BEGIN Extracted records

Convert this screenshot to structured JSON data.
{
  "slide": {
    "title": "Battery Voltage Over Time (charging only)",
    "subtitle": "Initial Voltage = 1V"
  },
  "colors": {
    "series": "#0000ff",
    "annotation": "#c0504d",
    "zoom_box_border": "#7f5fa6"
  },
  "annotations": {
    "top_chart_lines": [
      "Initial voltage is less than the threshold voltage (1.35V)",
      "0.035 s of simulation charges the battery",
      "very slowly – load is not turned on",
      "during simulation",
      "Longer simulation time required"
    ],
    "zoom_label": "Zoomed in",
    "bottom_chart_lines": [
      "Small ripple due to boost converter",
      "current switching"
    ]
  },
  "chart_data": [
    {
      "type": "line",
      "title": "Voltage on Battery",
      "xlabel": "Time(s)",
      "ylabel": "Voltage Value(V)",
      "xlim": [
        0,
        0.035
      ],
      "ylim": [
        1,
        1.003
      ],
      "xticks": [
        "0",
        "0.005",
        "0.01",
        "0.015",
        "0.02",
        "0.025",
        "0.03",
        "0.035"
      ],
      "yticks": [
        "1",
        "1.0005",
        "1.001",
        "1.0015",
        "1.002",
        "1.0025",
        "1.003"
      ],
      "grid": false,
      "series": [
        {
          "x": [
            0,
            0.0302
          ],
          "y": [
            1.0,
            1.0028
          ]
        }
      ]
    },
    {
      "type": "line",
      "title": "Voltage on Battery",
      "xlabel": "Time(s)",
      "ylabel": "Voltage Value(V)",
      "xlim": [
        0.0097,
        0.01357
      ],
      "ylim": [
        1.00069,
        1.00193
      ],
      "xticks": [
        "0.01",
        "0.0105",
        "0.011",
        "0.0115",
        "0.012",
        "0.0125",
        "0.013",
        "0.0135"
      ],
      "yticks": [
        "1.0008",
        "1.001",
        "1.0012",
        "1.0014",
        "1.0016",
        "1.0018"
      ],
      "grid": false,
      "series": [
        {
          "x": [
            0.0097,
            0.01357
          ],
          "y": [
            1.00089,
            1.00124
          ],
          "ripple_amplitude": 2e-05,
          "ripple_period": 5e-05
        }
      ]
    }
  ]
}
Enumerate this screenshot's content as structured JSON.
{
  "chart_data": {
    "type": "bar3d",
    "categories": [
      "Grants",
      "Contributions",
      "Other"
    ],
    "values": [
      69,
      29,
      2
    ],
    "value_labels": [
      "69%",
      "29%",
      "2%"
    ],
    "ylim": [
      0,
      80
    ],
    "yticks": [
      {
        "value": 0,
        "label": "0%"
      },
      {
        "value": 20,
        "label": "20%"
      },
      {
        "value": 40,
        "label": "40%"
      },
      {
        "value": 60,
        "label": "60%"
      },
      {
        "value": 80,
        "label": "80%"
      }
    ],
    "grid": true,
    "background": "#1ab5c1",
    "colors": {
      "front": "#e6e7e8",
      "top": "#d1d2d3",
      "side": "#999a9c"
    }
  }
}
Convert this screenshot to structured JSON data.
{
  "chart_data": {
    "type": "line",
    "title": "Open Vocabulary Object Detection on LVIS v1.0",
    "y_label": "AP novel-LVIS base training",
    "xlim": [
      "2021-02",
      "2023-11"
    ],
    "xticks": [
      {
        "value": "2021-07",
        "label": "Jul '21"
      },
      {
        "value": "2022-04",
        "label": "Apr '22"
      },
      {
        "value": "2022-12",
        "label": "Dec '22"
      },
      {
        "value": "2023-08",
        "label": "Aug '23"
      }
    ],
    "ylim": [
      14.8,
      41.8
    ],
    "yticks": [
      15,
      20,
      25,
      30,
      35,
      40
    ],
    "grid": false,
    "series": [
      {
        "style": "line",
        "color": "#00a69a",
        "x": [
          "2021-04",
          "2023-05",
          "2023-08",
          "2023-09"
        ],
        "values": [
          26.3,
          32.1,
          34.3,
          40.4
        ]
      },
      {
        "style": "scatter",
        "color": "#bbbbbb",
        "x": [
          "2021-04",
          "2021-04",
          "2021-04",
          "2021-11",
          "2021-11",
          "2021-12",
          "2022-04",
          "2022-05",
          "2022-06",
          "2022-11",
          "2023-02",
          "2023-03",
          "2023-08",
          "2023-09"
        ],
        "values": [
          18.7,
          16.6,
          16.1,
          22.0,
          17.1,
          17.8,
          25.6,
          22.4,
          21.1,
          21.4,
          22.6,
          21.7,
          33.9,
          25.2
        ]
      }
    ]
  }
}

END Extracted records

Required task -
Quote every entry exactly.

Solution -
Convert this screenshot to structured JSON data.
{
  "slide": {
    "title": "Battery Voltage Over Time (charging only)",
    "subtitle": "Initial Voltage = 1V"
  },
  "colors": {
    "series": "#0000ff",
    "annotation": "#c0504d",
    "zoom_box_border": "#7f5fa6"
  },
  "annotations": {
    "top_chart_lines": [
      "Initial voltage is less than the threshold voltage (1.35V)",
      "0.035 s of simulation charges the battery",
      "very slowly – load is not turned on",
      "during simulation",
      "Longer simulation time required"
    ],
    "zoom_label": "Zoomed in",
    "bottom_chart_lines": [
      "Small ripple due to boost converter",
      "current switching"
    ]
  },
  "chart_data": [
    {
      "type": "line",
      "title": "Voltage on Battery",
      "xlabel": "Time(s)",
      "ylabel": "Voltage Value(V)",
      "xlim": [
        0,
        0.035
      ],
      "ylim": [
        1,
        1.003
      ],
      "xticks": [
        "0",
        "0.005",
        "0.01",
        "0.015",
        "0.02",
        "0.025",
        "0.03",
        "0.035"
      ],
      "yticks": [
        "1",
        "1.0005",
        "1.001",
        "1.0015",
        "1.002",
        "1.0025",
        "1.003"
      ],
      "grid": false,
      "series": [
        {
          "x": [
            0,
            0.0302
          ],
          "y": [
            1.0,
            1.0028
          ]
        }
      ]
    },
    {
      "type": "line",
      "title": "Voltage on Battery",
      "xlabel": "Time(s)",
      "ylabel": "Voltage Value(V)",
      "xlim": [
        0.0097,
        0.01357
      ],
      "ylim": [
        1.00069,
        1.00193
      ],
      "xticks": [
        "0.01",
        "0.0105",
        "0.011",
        "0.0115",
        "0.012",
        "0.0125",
        "0.013",
        "0.0135"
      ],
      "yticks": [
        "1.0008",
        "1.001",
        "1.0012",
        "1.0014",
        "1.0016",
        "1.0018"
      ],
      "grid": false,
      "series": [
        {
          "x": [
            0.0097,
            0.01357
          ],
          "y": [
            1.00089,
            1.00124
          ],
          "ripple_amplitude": 2e-05,
          "ripple_period": 5e-05
        }
      ]
    }
  ]
}
Enumerate this screenshot's content as structured JSON.
{
  "chart_data": {
    "type": "bar3d",
    "categories": [
      "Grants",
      "Contributions",
      "Other"
    ],
    "values": [
      69,
      29,
      2
    ],
    "value_labels": [
      "69%",
      "29%",
      "2%"
    ],
    "ylim": [
      0,
      80
    ],
    "yticks": [
      {
        "value": 0,
        "label": "0%"
      },
      {
        "value": 20,
        "label": "20%"
      },
      {
        "value": 40,
        "label": "40%"
      },
      {
        "value": 60,
        "label": "60%"
      },
      {
        "value": 80,
        "label": "80%"
      }
    ],
    "grid": true,
    "background": "#1ab5c1",
    "colors": {
      "front": "#e6e7e8",
      "top": "#d1d2d3",
      "side": "#999a9c"
    }
  }
}
Convert this screenshot to structured JSON data.
{
  "chart_data": {
    "type": "line",
    "title": "Open Vocabulary Object Detection on LVIS v1.0",
    "y_label": "AP novel-LVIS base training",
    "xlim": [
      "2021-02",
      "2023-11"
    ],
    "xticks": [
      {
        "value": "2021-07",
        "label": "Jul '21"
      },
      {
        "value": "2022-04",
        "label": "Apr '22"
      },
      {
        "value": "2022-12",
        "label": "Dec '22"
      },
      {
        "value": "2023-08",
        "label": "Aug '23"
      }
    ],
    "ylim": [
      14.8,
      41.8
    ],
    "yticks": [
      15,
      20,
      25,
      30,
      35,
      40
    ],
    "grid": false,
    "series": [
      {
        "style": "line",
        "color": "#00a69a",
        "x": [
          "2021-04",
          "2023-05",
          "2023-08",
          "2023-09"
        ],
        "values": [
          26.3,
          32.1,
          34.3,
          40.4
        ]
      },
      {
        "style": "scatter",
        "color": "#bbbbbb",
        "x": [
          "2021-04",
          "2021-04",
          "2021-04",
          "2021-11",
          "2021-11",
          "2021-12",
          "2022-04",
          "2022-05",
          "2022-06",
          "2022-11",
          "2023-02",
          "2023-03",
          "2023-08",
          "2023-09"
        ],
        "values": [
          18.7,
          16.6,
          16.1,
          22.0,
          17.1,
          17.8,
          25.6,
          22.4,
          21.1,
          21.4,
          22.6,
          21.7,
          33.9,
          25.2
        ]
      }
    ]
  }
}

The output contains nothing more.